▼▼▼

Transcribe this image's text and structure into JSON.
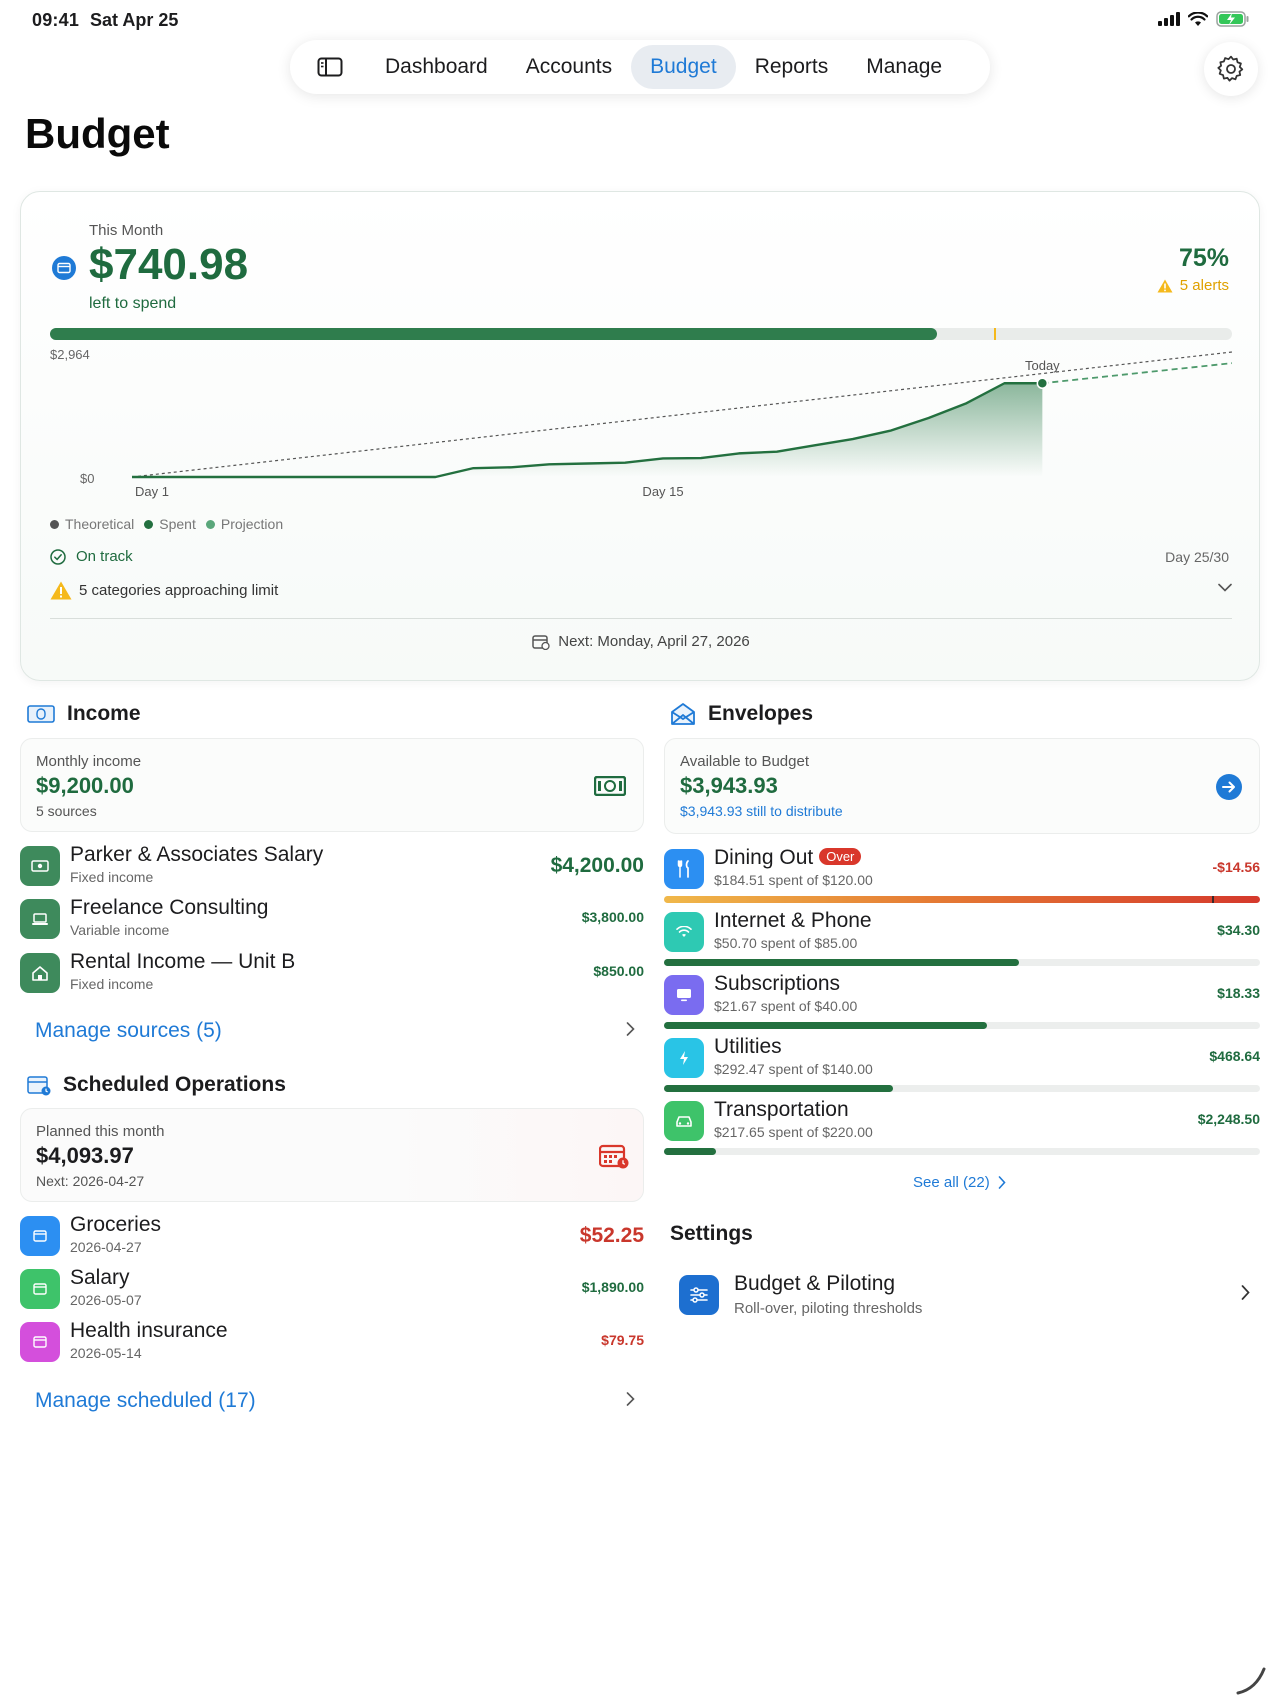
{
  "status_bar": {
    "time": "09:41",
    "date": "Sat Apr 25"
  },
  "nav": {
    "tabs": [
      {
        "label": "Dashboard",
        "active": false
      },
      {
        "label": "Accounts",
        "active": false
      },
      {
        "label": "Budget",
        "active": true
      },
      {
        "label": "Reports",
        "active": false
      },
      {
        "label": "Manage",
        "active": false
      }
    ]
  },
  "page_title": "Budget",
  "summary": {
    "period_label": "This Month",
    "left_amount": "$740.98",
    "left_caption": "left to spend",
    "percent": "75%",
    "alerts": "5 alerts",
    "progress_fraction": 0.75,
    "progress_marker_fraction": 0.799,
    "on_track": "On track",
    "day_count": "Day 25/30",
    "approaching": "5 categories approaching limit",
    "next": "Next: Monday, April 27, 2026"
  },
  "chart_data": {
    "type": "line",
    "y_max_label": "$2,964",
    "y_min_label": "$0",
    "x_ticks": [
      "Day 1",
      "Day 15"
    ],
    "today_label": "Today",
    "legend": [
      "Theoretical",
      "Spent",
      "Projection"
    ],
    "days_total": 30,
    "today_day": 25,
    "y_range": [
      0,
      2964
    ],
    "colors": {
      "theoretical": "#555555",
      "spent": "#23703f",
      "projection": "#4e9a6c"
    },
    "series": [
      {
        "name": "Theoretical",
        "x": [
          1,
          30
        ],
        "y": [
          0,
          2964
        ]
      },
      {
        "name": "Spent",
        "x": [
          1,
          2,
          3,
          4,
          5,
          6,
          7,
          8,
          9,
          10,
          11,
          12,
          13,
          14,
          15,
          16,
          17,
          18,
          19,
          20,
          21,
          22,
          23,
          24,
          25
        ],
        "y": [
          0,
          0,
          0,
          0,
          0,
          0,
          0,
          0,
          0,
          210,
          230,
          300,
          320,
          340,
          440,
          450,
          560,
          600,
          750,
          900,
          1100,
          1400,
          1750,
          2223,
          2223
        ]
      },
      {
        "name": "Projection",
        "x": [
          25,
          30
        ],
        "y": [
          2223,
          2700
        ]
      }
    ]
  },
  "income": {
    "title": "Income",
    "card_label": "Monthly income",
    "card_amount": "$9,200.00",
    "card_sub": "5 sources",
    "items": [
      {
        "title": "Parker & Associates Salary",
        "sub": "Fixed income",
        "amount": "$4,200.00"
      },
      {
        "title": "Freelance Consulting",
        "sub": "Variable income",
        "amount": "$3,800.00"
      },
      {
        "title": "Rental Income — Unit B",
        "sub": "Fixed income",
        "amount": "$850.00"
      }
    ],
    "manage_link": "Manage sources (5)"
  },
  "scheduled": {
    "title": "Scheduled Operations",
    "card_label": "Planned this month",
    "card_amount": "$4,093.97",
    "card_sub": "Next: 2026-04-27",
    "items": [
      {
        "title": "Groceries",
        "sub": "2026-04-27",
        "amount": "$52.25",
        "color": "#2c8ff2"
      },
      {
        "title": "Salary",
        "sub": "2026-05-07",
        "amount": "$1,890.00",
        "color": "#3ec36a"
      },
      {
        "title": "Health insurance",
        "sub": "2026-05-14",
        "amount": "$79.75",
        "color": "#d44fdc"
      }
    ],
    "manage_link": "Manage scheduled (17)"
  },
  "envelopes": {
    "title": "Envelopes",
    "card_label": "Available to Budget",
    "card_amount": "$3,943.93",
    "card_sub": "$3,943.93 still to distribute",
    "items": [
      {
        "title": "Dining Out",
        "badge": "Over",
        "sub": "$184.51 spent of $120.00",
        "amount": "-$14.56",
        "fraction": 1.0,
        "color": "#2c8ff2",
        "icon": "fork-knife-icon"
      },
      {
        "title": "Internet & Phone",
        "sub": "$50.70 spent of $85.00",
        "amount": "$34.30",
        "fraction": 0.596,
        "color": "#2ec9b3",
        "icon": "wifi-icon"
      },
      {
        "title": "Subscriptions",
        "sub": "$21.67 spent of $40.00",
        "amount": "$18.33",
        "fraction": 0.542,
        "color": "#7a6cf0",
        "icon": "tv-icon"
      },
      {
        "title": "Utilities",
        "sub": "$292.47 spent of $140.00",
        "amount": "$468.64",
        "fraction": 0.384,
        "color": "#29c4e6",
        "icon": "bolt-icon"
      },
      {
        "title": "Transportation",
        "sub": "$217.65 spent of $220.00",
        "amount": "$2,248.50",
        "fraction": 0.088,
        "color": "#3ec36a",
        "icon": "car-icon"
      }
    ],
    "see_all": "See all (22)"
  },
  "settings": {
    "title": "Settings",
    "row_title": "Budget & Piloting",
    "row_sub": "Roll-over, piloting thresholds"
  },
  "colors": {
    "accent": "#1f7ad6",
    "positive": "#1f6b3f",
    "negative": "#c9372c",
    "warning": "#e0a100"
  }
}
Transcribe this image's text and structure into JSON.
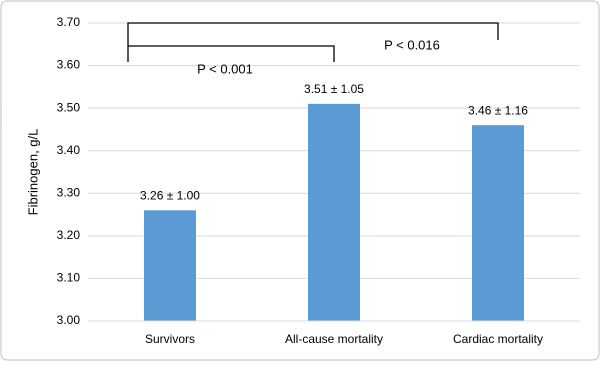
{
  "chart_data": {
    "type": "bar",
    "y_label": "Fibrinogen, g/L",
    "categories": [
      "Survivors",
      "All-cause mortality",
      "Cardiac mortality"
    ],
    "values": [
      3.26,
      3.51,
      3.46
    ],
    "value_labels": [
      "3.26 ± 1.00",
      "3.51 ± 1.05",
      "3.46 ± 1.16"
    ],
    "color": "#5b9bd5",
    "ylim": [
      3.0,
      3.7
    ],
    "yticks": [
      {
        "value": 3.0,
        "label": "3.00"
      },
      {
        "value": 3.1,
        "label": "3.10"
      },
      {
        "value": 3.2,
        "label": "3.20"
      },
      {
        "value": 3.3,
        "label": "3.30"
      },
      {
        "value": 3.4,
        "label": "3.40"
      },
      {
        "value": 3.5,
        "label": "3.50"
      },
      {
        "value": 3.6,
        "label": "3.60"
      },
      {
        "value": 3.7,
        "label": "3.70"
      }
    ],
    "grid": true,
    "annotations": [
      "P < 0.001",
      "P < 0.016"
    ]
  }
}
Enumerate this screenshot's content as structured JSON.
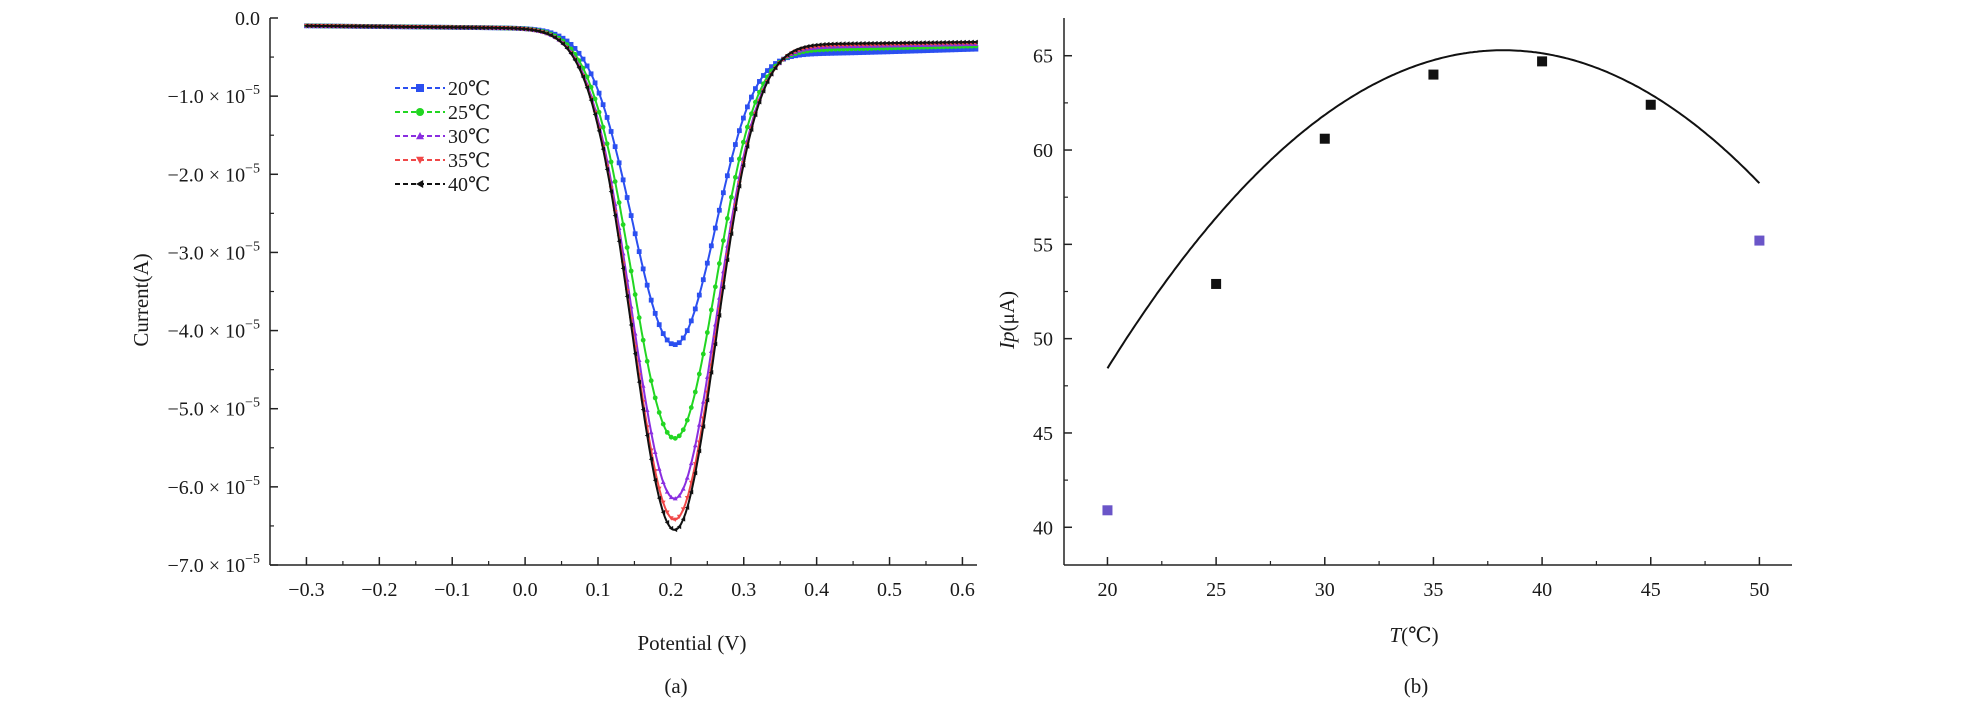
{
  "chart_data": [
    {
      "type": "line",
      "panel_label": "(a)",
      "xlabel": "Potential (V)",
      "ylabel": "Current(A)",
      "xlim": [
        -0.35,
        0.62
      ],
      "ylim": [
        -7e-05,
        0.0
      ],
      "x_ticks": [
        {
          "value": -0.3,
          "label": "−0.3"
        },
        {
          "value": -0.2,
          "label": "−0.2"
        },
        {
          "value": -0.1,
          "label": "−0.1"
        },
        {
          "value": 0.0,
          "label": "0.0"
        },
        {
          "value": 0.1,
          "label": "0.1"
        },
        {
          "value": 0.2,
          "label": "0.2"
        },
        {
          "value": 0.3,
          "label": "0.3"
        },
        {
          "value": 0.4,
          "label": "0.4"
        },
        {
          "value": 0.5,
          "label": "0.5"
        },
        {
          "value": 0.6,
          "label": "0.6"
        }
      ],
      "y_ticks": [
        {
          "value": 0.0,
          "mant": "0.0",
          "exp": ""
        },
        {
          "value": -1e-05,
          "mant": "−1.0 × 10",
          "exp": "−5"
        },
        {
          "value": -2e-05,
          "mant": "−2.0 × 10",
          "exp": "−5"
        },
        {
          "value": -3e-05,
          "mant": "−3.0 × 10",
          "exp": "−5"
        },
        {
          "value": -4e-05,
          "mant": "−4.0 × 10",
          "exp": "−5"
        },
        {
          "value": -5e-05,
          "mant": "−5.0 × 10",
          "exp": "−5"
        },
        {
          "value": -6e-05,
          "mant": "−6.0 × 10",
          "exp": "−5"
        },
        {
          "value": -7e-05,
          "mant": "−7.0 × 10",
          "exp": "−5"
        }
      ],
      "grid": false,
      "legend_position": "top-left",
      "series": [
        {
          "name": "20℃",
          "color": "#2b4ff0",
          "marker": "square",
          "peak_x": 0.205,
          "peak_y": -4.18e-05,
          "sigma": 0.058,
          "baseline_start": -1e-06,
          "baseline_end": -1.9e-06,
          "tail_y": -3.2e-06
        },
        {
          "name": "25℃",
          "color": "#22d622",
          "marker": "circle",
          "peak_x": 0.205,
          "peak_y": -5.38e-05,
          "sigma": 0.058,
          "baseline_start": -1e-06,
          "baseline_end": -1.9e-06,
          "tail_y": -2.6e-06
        },
        {
          "name": "30℃",
          "color": "#8a2ee0",
          "marker": "triangle-up",
          "peak_x": 0.205,
          "peak_y": -6.15e-05,
          "sigma": 0.058,
          "baseline_start": -1e-06,
          "baseline_end": -1.9e-06,
          "tail_y": -2.2e-06
        },
        {
          "name": "35℃",
          "color": "#f04848",
          "marker": "triangle-down",
          "peak_x": 0.205,
          "peak_y": -6.42e-05,
          "sigma": 0.058,
          "baseline_start": -1e-06,
          "baseline_end": -1.9e-06,
          "tail_y": -2e-06
        },
        {
          "name": "40℃",
          "color": "#111111",
          "marker": "triangle-left",
          "peak_x": 0.205,
          "peak_y": -6.55e-05,
          "sigma": 0.058,
          "baseline_start": -1e-06,
          "baseline_end": -1.9e-06,
          "tail_y": -1.8e-06
        }
      ]
    },
    {
      "type": "scatter",
      "panel_label": "(b)",
      "xlabel_italic": "T",
      "xlabel_rest": "(℃)",
      "ylabel_italic": "Ip",
      "ylabel_rest": "(μA)",
      "xlim": [
        18,
        51.5
      ],
      "ylim": [
        38,
        67
      ],
      "x_ticks": [
        20,
        25,
        30,
        35,
        40,
        45,
        50
      ],
      "y_ticks": [
        40,
        45,
        50,
        55,
        60,
        65
      ],
      "grid": false,
      "points": [
        {
          "x": 20,
          "y": 40.9,
          "color": "#6a55c8"
        },
        {
          "x": 25,
          "y": 52.9,
          "color": "#111111"
        },
        {
          "x": 30,
          "y": 60.6,
          "color": "#111111"
        },
        {
          "x": 35,
          "y": 64.0,
          "color": "#111111"
        },
        {
          "x": 40,
          "y": 64.7,
          "color": "#111111"
        },
        {
          "x": 45,
          "y": 62.4,
          "color": "#111111"
        },
        {
          "x": 50,
          "y": 55.2,
          "color": "#6a55c8"
        }
      ],
      "fit": {
        "type": "quadratic",
        "a": -0.0508,
        "b": 3.883,
        "c": -8.91,
        "x_range": [
          20,
          50
        ],
        "color": "#111111"
      }
    }
  ]
}
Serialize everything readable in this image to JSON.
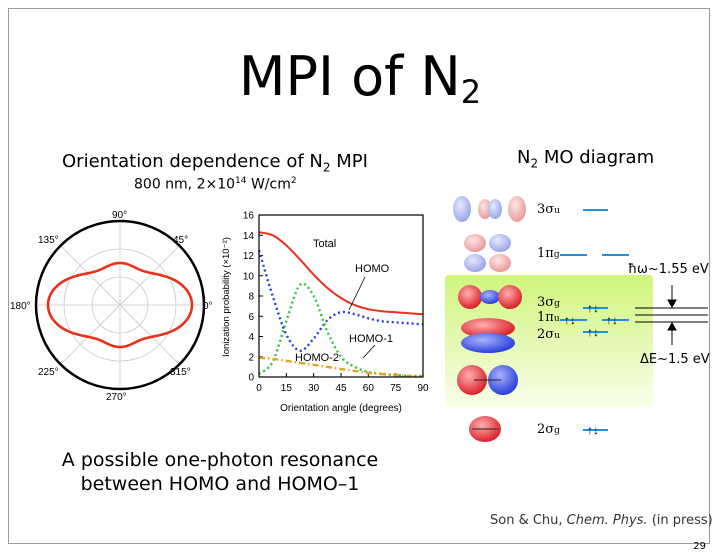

▲▲▲

Say how many lines hold the word "JSON", giving the number and nothing else.

◆ **Reply to the exercise**
4